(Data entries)
+ + + +

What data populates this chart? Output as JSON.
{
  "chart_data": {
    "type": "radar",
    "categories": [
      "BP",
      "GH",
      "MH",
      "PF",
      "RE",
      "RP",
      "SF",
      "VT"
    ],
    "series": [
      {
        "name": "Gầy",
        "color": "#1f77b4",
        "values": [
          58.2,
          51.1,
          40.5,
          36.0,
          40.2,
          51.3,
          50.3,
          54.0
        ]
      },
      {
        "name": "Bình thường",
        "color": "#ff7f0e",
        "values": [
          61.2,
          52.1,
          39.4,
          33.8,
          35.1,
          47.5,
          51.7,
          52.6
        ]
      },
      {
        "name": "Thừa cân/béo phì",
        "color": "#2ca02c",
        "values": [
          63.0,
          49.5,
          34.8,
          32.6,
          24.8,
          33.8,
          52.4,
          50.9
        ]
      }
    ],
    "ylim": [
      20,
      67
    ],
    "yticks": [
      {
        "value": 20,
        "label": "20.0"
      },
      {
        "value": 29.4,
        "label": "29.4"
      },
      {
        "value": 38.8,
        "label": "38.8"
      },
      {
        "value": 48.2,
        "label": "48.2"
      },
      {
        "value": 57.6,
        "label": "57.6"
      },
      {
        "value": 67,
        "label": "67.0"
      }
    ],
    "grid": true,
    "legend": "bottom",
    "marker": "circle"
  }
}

+ + + +

* [YOUR GOAL]
Repeat the records above in full, character for character.

* [OUTPUT OF THE EXERCISE]
What data populates this chart? Output as JSON.
{
  "chart_data": {
    "type": "radar",
    "categories": [
      "BP",
      "GH",
      "MH",
      "PF",
      "RE",
      "RP",
      "SF",
      "VT"
    ],
    "series": [
      {
        "name": "Gầy",
        "color": "#1f77b4",
        "values": [
          58.2,
          51.1,
          40.5,
          36.0,
          40.2,
          51.3,
          50.3,
          54.0
        ]
      },
      {
        "name": "Bình thường",
        "color": "#ff7f0e",
        "values": [
          61.2,
          52.1,
          39.4,
          33.8,
          35.1,
          47.5,
          51.7,
          52.6
        ]
      },
      {
        "name": "Thừa cân/béo phì",
        "color": "#2ca02c",
        "values": [
          63.0,
          49.5,
          34.8,
          32.6,
          24.8,
          33.8,
          52.4,
          50.9
        ]
      }
    ],
    "ylim": [
      20,
      67
    ],
    "yticks": [
      {
        "value": 20,
        "label": "20.0"
      },
      {
        "value": 29.4,
        "label": "29.4"
      },
      {
        "value": 38.8,
        "label": "38.8"
      },
      {
        "value": 48.2,
        "label": "48.2"
      },
      {
        "value": 57.6,
        "label": "57.6"
      },
      {
        "value": 67,
        "label": "67.0"
      }
    ],
    "grid": true,
    "legend": "bottom",
    "marker": "circle"
  }
}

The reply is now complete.